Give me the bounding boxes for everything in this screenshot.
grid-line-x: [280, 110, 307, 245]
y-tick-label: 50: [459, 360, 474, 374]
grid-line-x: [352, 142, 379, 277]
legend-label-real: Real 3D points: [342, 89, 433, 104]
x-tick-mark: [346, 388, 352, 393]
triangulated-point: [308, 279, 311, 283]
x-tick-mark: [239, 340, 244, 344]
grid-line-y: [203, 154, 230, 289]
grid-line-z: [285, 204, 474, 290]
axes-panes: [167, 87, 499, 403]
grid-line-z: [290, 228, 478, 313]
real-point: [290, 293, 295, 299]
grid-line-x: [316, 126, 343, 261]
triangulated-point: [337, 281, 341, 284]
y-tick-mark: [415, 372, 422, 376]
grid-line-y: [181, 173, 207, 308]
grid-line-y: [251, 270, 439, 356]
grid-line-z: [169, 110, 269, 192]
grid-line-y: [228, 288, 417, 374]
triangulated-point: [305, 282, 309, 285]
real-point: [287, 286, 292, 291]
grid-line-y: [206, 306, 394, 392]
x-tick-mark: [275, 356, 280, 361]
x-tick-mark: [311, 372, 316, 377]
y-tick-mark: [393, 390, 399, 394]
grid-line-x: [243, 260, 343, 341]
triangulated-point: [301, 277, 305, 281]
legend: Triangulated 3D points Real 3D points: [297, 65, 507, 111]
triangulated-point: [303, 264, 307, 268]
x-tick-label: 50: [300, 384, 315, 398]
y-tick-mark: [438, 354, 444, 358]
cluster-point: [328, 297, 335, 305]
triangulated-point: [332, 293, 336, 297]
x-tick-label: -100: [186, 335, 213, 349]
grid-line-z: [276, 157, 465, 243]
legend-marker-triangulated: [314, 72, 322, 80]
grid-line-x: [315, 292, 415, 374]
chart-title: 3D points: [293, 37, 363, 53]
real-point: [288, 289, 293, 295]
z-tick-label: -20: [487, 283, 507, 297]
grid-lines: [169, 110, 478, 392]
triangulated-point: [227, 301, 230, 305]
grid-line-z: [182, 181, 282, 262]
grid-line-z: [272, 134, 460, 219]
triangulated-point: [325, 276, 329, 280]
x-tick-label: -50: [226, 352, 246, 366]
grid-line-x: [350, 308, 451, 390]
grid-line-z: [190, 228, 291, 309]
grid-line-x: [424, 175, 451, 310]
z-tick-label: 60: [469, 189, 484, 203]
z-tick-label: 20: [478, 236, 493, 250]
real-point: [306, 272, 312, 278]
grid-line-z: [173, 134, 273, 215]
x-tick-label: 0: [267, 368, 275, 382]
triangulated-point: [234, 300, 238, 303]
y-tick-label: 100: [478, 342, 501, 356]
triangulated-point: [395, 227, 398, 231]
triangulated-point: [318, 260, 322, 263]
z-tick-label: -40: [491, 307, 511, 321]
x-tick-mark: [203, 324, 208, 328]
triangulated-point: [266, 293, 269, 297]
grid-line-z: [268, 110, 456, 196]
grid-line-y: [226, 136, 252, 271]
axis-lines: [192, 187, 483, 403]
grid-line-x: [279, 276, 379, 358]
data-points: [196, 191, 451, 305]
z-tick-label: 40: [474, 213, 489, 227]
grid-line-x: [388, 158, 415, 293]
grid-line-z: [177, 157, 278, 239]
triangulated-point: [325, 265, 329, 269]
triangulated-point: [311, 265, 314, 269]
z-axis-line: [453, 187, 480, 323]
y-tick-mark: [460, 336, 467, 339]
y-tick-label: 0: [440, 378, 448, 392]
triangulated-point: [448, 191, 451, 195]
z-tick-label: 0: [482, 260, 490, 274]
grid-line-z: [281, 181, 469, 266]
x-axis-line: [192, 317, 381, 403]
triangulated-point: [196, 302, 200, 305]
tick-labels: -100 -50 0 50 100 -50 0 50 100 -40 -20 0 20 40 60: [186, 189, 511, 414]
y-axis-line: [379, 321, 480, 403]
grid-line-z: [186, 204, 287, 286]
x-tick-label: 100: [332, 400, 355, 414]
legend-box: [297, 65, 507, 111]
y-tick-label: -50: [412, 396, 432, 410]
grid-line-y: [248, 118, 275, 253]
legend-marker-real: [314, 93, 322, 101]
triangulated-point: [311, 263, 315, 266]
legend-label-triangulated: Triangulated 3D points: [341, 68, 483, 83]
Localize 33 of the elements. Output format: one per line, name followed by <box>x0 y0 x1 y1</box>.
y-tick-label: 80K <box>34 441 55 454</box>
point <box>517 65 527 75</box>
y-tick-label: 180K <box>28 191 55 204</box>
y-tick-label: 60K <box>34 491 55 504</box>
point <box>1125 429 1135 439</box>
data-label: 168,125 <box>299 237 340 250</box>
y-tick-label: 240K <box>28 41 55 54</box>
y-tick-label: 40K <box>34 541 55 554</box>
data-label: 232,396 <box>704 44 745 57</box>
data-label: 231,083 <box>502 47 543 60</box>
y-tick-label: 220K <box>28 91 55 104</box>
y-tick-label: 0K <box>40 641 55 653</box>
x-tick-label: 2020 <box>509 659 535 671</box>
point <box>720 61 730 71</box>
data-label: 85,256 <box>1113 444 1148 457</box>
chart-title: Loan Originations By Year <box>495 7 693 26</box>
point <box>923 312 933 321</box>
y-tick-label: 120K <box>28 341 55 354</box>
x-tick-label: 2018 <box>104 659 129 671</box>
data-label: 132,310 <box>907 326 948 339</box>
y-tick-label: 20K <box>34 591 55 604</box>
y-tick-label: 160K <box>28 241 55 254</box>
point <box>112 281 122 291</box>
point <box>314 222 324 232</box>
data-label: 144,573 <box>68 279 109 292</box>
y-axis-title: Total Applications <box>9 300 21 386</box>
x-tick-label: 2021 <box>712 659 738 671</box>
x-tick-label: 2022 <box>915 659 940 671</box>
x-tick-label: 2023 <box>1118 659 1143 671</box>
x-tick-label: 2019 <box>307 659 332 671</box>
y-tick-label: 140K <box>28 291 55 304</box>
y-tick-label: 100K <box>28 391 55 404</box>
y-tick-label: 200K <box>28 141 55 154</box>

Stated task:
Reproduce the records word for word, from their first line through the line that contains "grid-line-y: [203, 154, 230, 289]", including both of those lines.

Reply to the task:
Give me the bounding boxes for everything in this screenshot.
grid-line-x: [280, 110, 307, 245]
y-tick-label: 50: [459, 360, 474, 374]
grid-line-x: [352, 142, 379, 277]
legend-label-real: Real 3D points: [342, 89, 433, 104]
x-tick-mark: [346, 388, 352, 393]
triangulated-point: [308, 279, 311, 283]
x-tick-mark: [239, 340, 244, 344]
grid-line-y: [203, 154, 230, 289]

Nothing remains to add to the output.